** START OF ENTRIES SUPPLIED **

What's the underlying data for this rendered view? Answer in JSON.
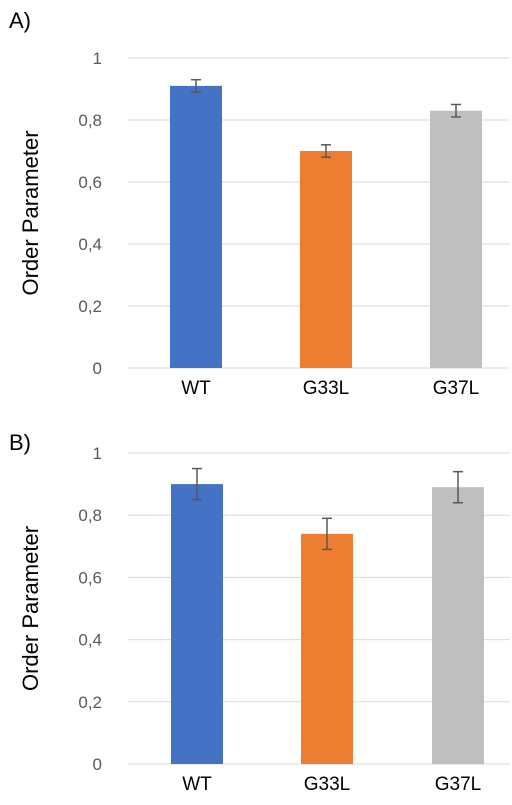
{
  "chart_data": [
    {
      "panel_label": "A)",
      "type": "bar",
      "categories": [
        "WT",
        "G33L",
        "G37L"
      ],
      "values": [
        0.91,
        0.7,
        0.83
      ],
      "errors": [
        0.02,
        0.02,
        0.02
      ],
      "colors": [
        "#4472c4",
        "#ed7d31",
        "#bfbfbf"
      ],
      "title": "",
      "xlabel": "",
      "ylabel": "Order Parameter",
      "ylim": [
        0,
        1
      ],
      "yticks": [
        "0",
        "0,2",
        "0,4",
        "0,6",
        "0,8",
        "1"
      ],
      "grid": true
    },
    {
      "panel_label": "B)",
      "type": "bar",
      "categories": [
        "WT",
        "G33L",
        "G37L"
      ],
      "values": [
        0.9,
        0.74,
        0.89
      ],
      "errors": [
        0.05,
        0.05,
        0.05
      ],
      "colors": [
        "#4472c4",
        "#ed7d31",
        "#bfbfbf"
      ],
      "title": "",
      "xlabel": "",
      "ylabel": "Order Parameter",
      "ylim": [
        0,
        1
      ],
      "yticks": [
        "0",
        "0,2",
        "0,4",
        "0,6",
        "0,8",
        "1"
      ],
      "grid": true
    }
  ]
}
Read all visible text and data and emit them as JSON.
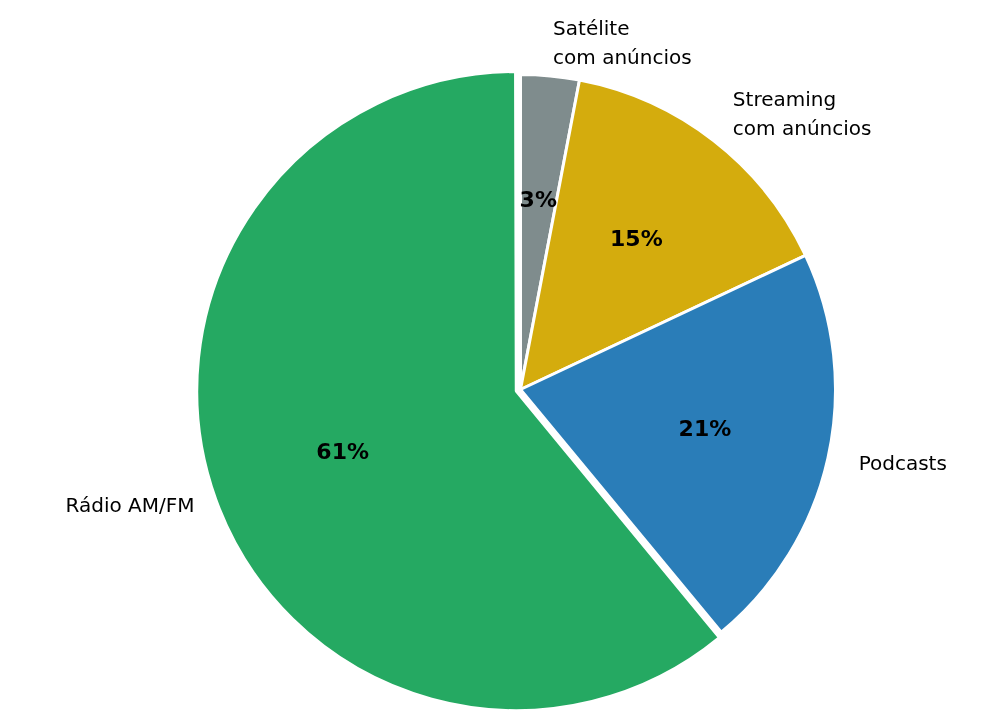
{
  "chart_data": {
    "type": "pie",
    "categories": [
      "Satélite\ncom anúncios",
      "Streaming\ncom anúncios",
      "Podcasts",
      "Rádio AM/FM"
    ],
    "values": [
      3,
      15,
      21,
      61
    ],
    "colors": [
      "#7f8c8d",
      "#d4ac0d",
      "#2a7db8",
      "#25a962"
    ],
    "value_labels": [
      "3%",
      "15%",
      "21%",
      "61%"
    ],
    "legend": false
  }
}
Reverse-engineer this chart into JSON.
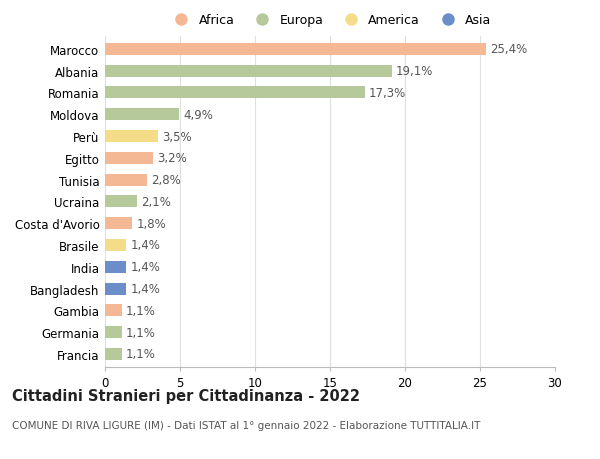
{
  "title": "Cittadini Stranieri per Cittadinanza - 2022",
  "subtitle": "COMUNE DI RIVA LIGURE (IM) - Dati ISTAT al 1° gennaio 2022 - Elaborazione TUTTITALIA.IT",
  "categories": [
    "Marocco",
    "Albania",
    "Romania",
    "Moldova",
    "Perù",
    "Egitto",
    "Tunisia",
    "Ucraina",
    "Costa d'Avorio",
    "Brasile",
    "India",
    "Bangladesh",
    "Gambia",
    "Germania",
    "Francia"
  ],
  "values": [
    25.4,
    19.1,
    17.3,
    4.9,
    3.5,
    3.2,
    2.8,
    2.1,
    1.8,
    1.4,
    1.4,
    1.4,
    1.1,
    1.1,
    1.1
  ],
  "continents": [
    "Africa",
    "Europa",
    "Europa",
    "Europa",
    "America",
    "Africa",
    "Africa",
    "Europa",
    "Africa",
    "America",
    "Asia",
    "Asia",
    "Africa",
    "Europa",
    "Europa"
  ],
  "continent_colors": {
    "Africa": "#F5B895",
    "Europa": "#B5C99A",
    "America": "#F5DC88",
    "Asia": "#6B8EC8"
  },
  "legend_order": [
    "Africa",
    "Europa",
    "America",
    "Asia"
  ],
  "xlim": [
    0,
    30
  ],
  "xticks": [
    0,
    5,
    10,
    15,
    20,
    25,
    30
  ],
  "background_color": "#ffffff",
  "grid_color": "#e0e0e0",
  "bar_height": 0.55,
  "label_fontsize": 8.5,
  "tick_fontsize": 8.5,
  "title_fontsize": 10.5,
  "subtitle_fontsize": 7.5
}
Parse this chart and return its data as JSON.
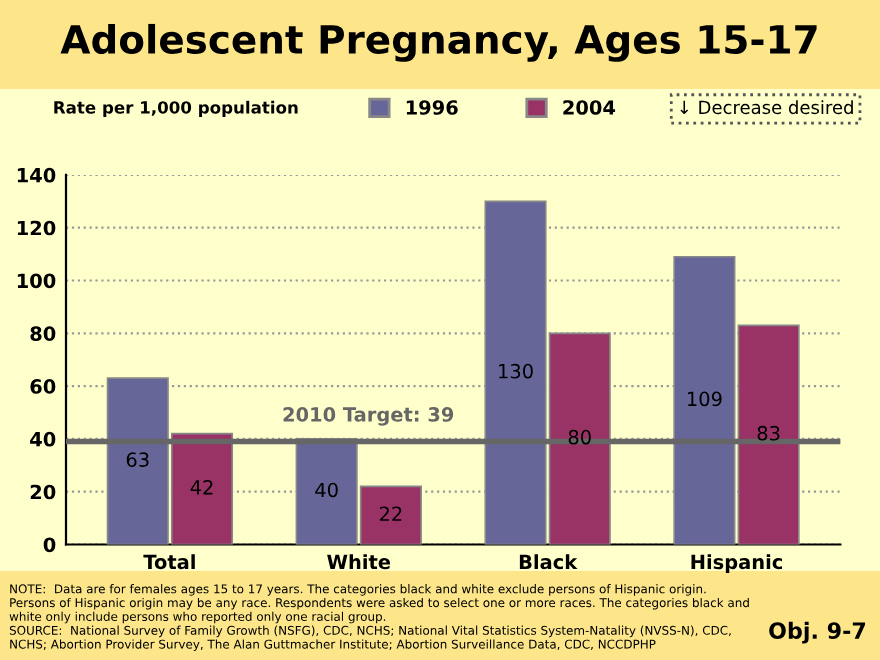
{
  "chart_data": {
    "type": "bar",
    "title": "Adolescent Pregnancy, Ages 15-17",
    "ylabel": "Rate per 1,000 population",
    "categories": [
      "Total",
      "White",
      "Black",
      "Hispanic"
    ],
    "series": [
      {
        "name": "1996",
        "color": "#666699",
        "values": [
          63,
          40,
          130,
          109
        ]
      },
      {
        "name": "2004",
        "color": "#993366",
        "values": [
          42,
          22,
          80,
          83
        ]
      }
    ],
    "ylim": [
      0,
      140
    ],
    "yticks": [
      0,
      20,
      40,
      60,
      80,
      100,
      120,
      140
    ],
    "grid": "y",
    "legend": "top",
    "data_labels": true,
    "ref_lines": [
      {
        "axis": "y",
        "value": 39,
        "label": "2010 Target: 39",
        "color": "#666666"
      }
    ],
    "annotations": [
      "↓ Decrease desired",
      "NOTE:  Data are for females ages 15 to 17 years. The categories black and white exclude persons of Hispanic origin. Persons of Hispanic origin may be any race. Respondents were asked to select one or more races. The categories black and white only include persons who reported only one racial group.\nSOURCE:  National Survey of Family Growth (NSFG), CDC, NCHS; National Vital Statistics System-Natality (NVSS-N), CDC, NCHS; Abortion Provider Survey, The Alan Guttmacher Institute; Abortion Surveillance Data, CDC, NCCDPHP",
      "Obj. 9-7"
    ]
  }
}
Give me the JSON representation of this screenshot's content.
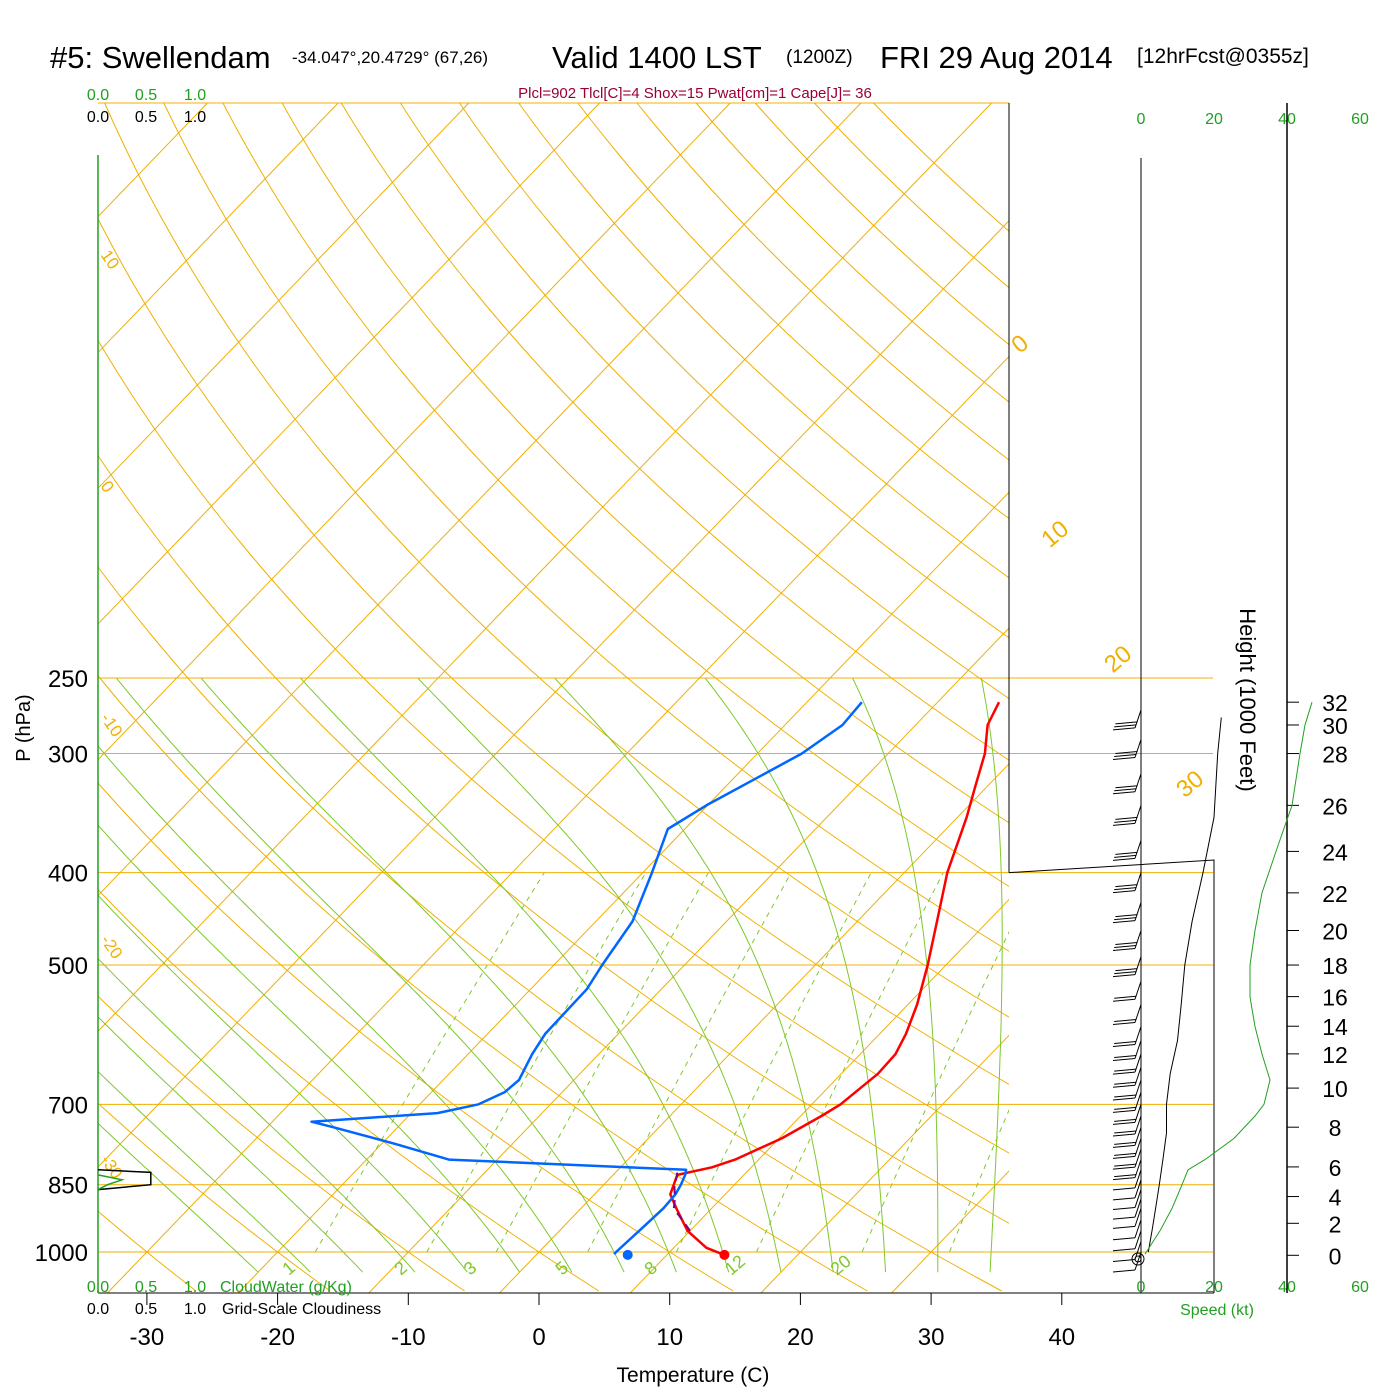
{
  "chart_data": {
    "type": "line",
    "subtype": "skew-t log-p sounding",
    "title": {
      "station": "#5: Swellendam",
      "coords": "-34.047°,20.4729° (67,26)",
      "valid": "Valid 1400 LST",
      "zulu": "(1200Z)",
      "date": "FRI 29 Aug 2014",
      "forecast": "[12hrFcst@0355z]"
    },
    "subtitle": "Plcl=902 Tlcl[C]=4 Shox=15 Pwat[cm]=1 Cape[J]= 36",
    "xlabel": "Temperature (C)",
    "ylabel": "P (hPa)",
    "y2label": "Height (1000 Feet)",
    "xlim": [
      -30,
      40
    ],
    "x_ticks": [
      -30,
      -20,
      -10,
      0,
      10,
      20,
      30,
      40
    ],
    "y_ticks": [
      250,
      300,
      400,
      500,
      700,
      850,
      1000
    ],
    "height_ticks": [
      32,
      30,
      28,
      26,
      24,
      22,
      20,
      18,
      16,
      14,
      12,
      10,
      8,
      6,
      4,
      2,
      0
    ],
    "speed_ticks_top": [
      "0",
      "20",
      "40",
      "60"
    ],
    "speed_ticks_bottom": [
      "0",
      "20",
      "40",
      "60"
    ],
    "speed_label": "Speed (kt)",
    "cloud_scale_green": [
      "0.0",
      "0.5",
      "1.0"
    ],
    "cloud_scale_black": [
      "0.0",
      "0.5",
      "1.0"
    ],
    "cloudwater_label": "CloudWater (g/Kg)",
    "cloudiness_label": "Grid-Scale Cloudiness",
    "dry_adiabat_labels": [
      "10",
      "0",
      "-10",
      "-20",
      "-30"
    ],
    "isotherm_labels": [
      "0",
      "10",
      "20",
      "30"
    ],
    "mixing_ratio_labels": [
      "1",
      "2",
      "3",
      "5",
      "8",
      "12",
      "20"
    ],
    "series": [
      {
        "name": "temperature",
        "color": "#ff0000",
        "points": [
          [
            1007,
            14.4
          ],
          [
            990,
            12.5
          ],
          [
            950,
            9.8
          ],
          [
            900,
            7.3
          ],
          [
            870,
            5.8
          ],
          [
            830,
            4.9
          ],
          [
            815,
            7.0
          ],
          [
            800,
            8.2
          ],
          [
            760,
            10.2
          ],
          [
            720,
            11.6
          ],
          [
            700,
            12.2
          ],
          [
            650,
            12.8
          ],
          [
            620,
            12.7
          ],
          [
            590,
            12.0
          ],
          [
            550,
            10.7
          ],
          [
            500,
            8.6
          ],
          [
            450,
            6.1
          ],
          [
            400,
            3.3
          ],
          [
            350,
            0.7
          ],
          [
            325,
            -0.9
          ],
          [
            300,
            -2.6
          ],
          [
            280,
            -4.5
          ],
          [
            265,
            -5.3
          ]
        ]
      },
      {
        "name": "dewpoint",
        "color": "#0066ff",
        "points": [
          [
            1005,
            5.9
          ],
          [
            1000,
            5.9
          ],
          [
            950,
            6.1
          ],
          [
            900,
            6.3
          ],
          [
            870,
            6.2
          ],
          [
            850,
            5.9
          ],
          [
            830,
            5.5
          ],
          [
            820,
            5.2
          ],
          [
            800,
            -13.7
          ],
          [
            770,
            -19.0
          ],
          [
            740,
            -24.9
          ],
          [
            730,
            -27.0
          ],
          [
            715,
            -18.0
          ],
          [
            700,
            -15.5
          ],
          [
            680,
            -14.4
          ],
          [
            660,
            -14.2
          ],
          [
            620,
            -15.1
          ],
          [
            590,
            -15.6
          ],
          [
            530,
            -15.7
          ],
          [
            500,
            -16.3
          ],
          [
            450,
            -17.2
          ],
          [
            400,
            -19.3
          ],
          [
            360,
            -21.3
          ],
          [
            340,
            -20.1
          ],
          [
            300,
            -16.6
          ],
          [
            280,
            -15.6
          ],
          [
            265,
            -15.8
          ]
        ]
      },
      {
        "name": "parcel",
        "color": "#800080",
        "dashed": true,
        "points": [
          [
            950,
            10.0
          ],
          [
            900,
            7.1
          ],
          [
            880,
            6.5
          ],
          [
            850,
            5.4
          ],
          [
            830,
            4.9
          ],
          [
            815,
            4.2
          ]
        ]
      }
    ],
    "surface_temperature": [
      1007,
      14.4
    ],
    "surface_dewpoint": [
      1007,
      7.0
    ],
    "wind_profile": {
      "speed_kt": [
        [
          1000,
          2
        ],
        [
          950,
          3
        ],
        [
          900,
          4
        ],
        [
          850,
          5
        ],
        [
          800,
          6
        ],
        [
          750,
          7
        ],
        [
          700,
          7
        ],
        [
          650,
          8
        ],
        [
          600,
          10
        ],
        [
          550,
          11
        ],
        [
          500,
          12
        ],
        [
          450,
          14
        ],
        [
          400,
          17
        ],
        [
          350,
          20
        ],
        [
          300,
          21
        ],
        [
          275,
          22
        ]
      ],
      "barb_pressures": [
        1000,
        975,
        950,
        925,
        900,
        880,
        860,
        840,
        820,
        800,
        780,
        760,
        740,
        720,
        700,
        680,
        660,
        640,
        620,
        600,
        580,
        550,
        520,
        490,
        460,
        430,
        400,
        370,
        340,
        315,
        290,
        270
      ]
    },
    "height_profile_kft": [
      [
        1000,
        0.5
      ],
      [
        950,
        1.5
      ],
      [
        900,
        3
      ],
      [
        850,
        5
      ],
      [
        820,
        5.8
      ],
      [
        800,
        6.5
      ],
      [
        760,
        7.5
      ],
      [
        720,
        8.5
      ],
      [
        700,
        9
      ],
      [
        660,
        10.5
      ],
      [
        640,
        11
      ],
      [
        600,
        13
      ],
      [
        560,
        15
      ],
      [
        520,
        17
      ],
      [
        500,
        18
      ],
      [
        460,
        20
      ],
      [
        420,
        22
      ],
      [
        380,
        24
      ],
      [
        340,
        26
      ],
      [
        300,
        28
      ],
      [
        280,
        30
      ],
      [
        265,
        32
      ]
    ],
    "cloudiness_profile": [
      [
        820,
        0.0
      ],
      [
        825,
        0.55
      ],
      [
        850,
        0.55
      ],
      [
        860,
        0.0
      ]
    ],
    "cloudwater_profile": [
      [
        830,
        0.0
      ],
      [
        840,
        0.25
      ],
      [
        850,
        0.1
      ],
      [
        860,
        0.0
      ]
    ]
  }
}
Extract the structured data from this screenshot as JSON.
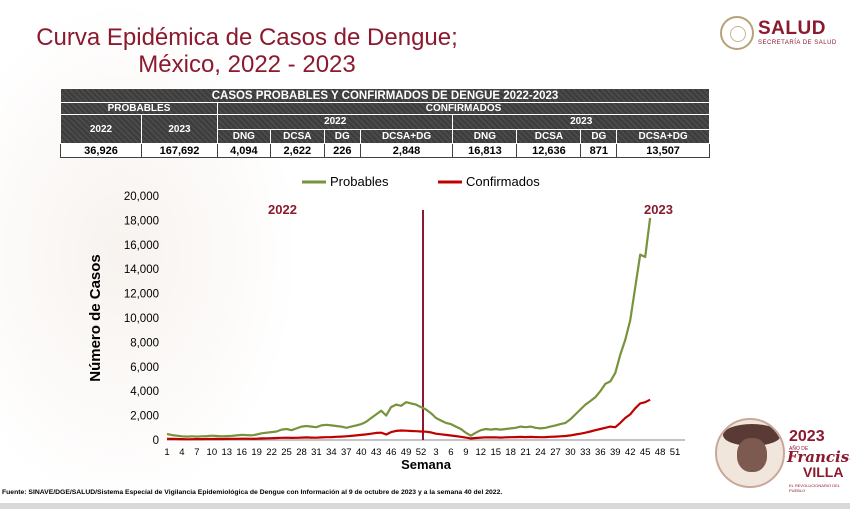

** END OF ENTRIES SUPPLIED **

# TO DO
Work out how many lines of the data above hold the word "ncom", and write only the count.

# PROBLEM SOLUTION
2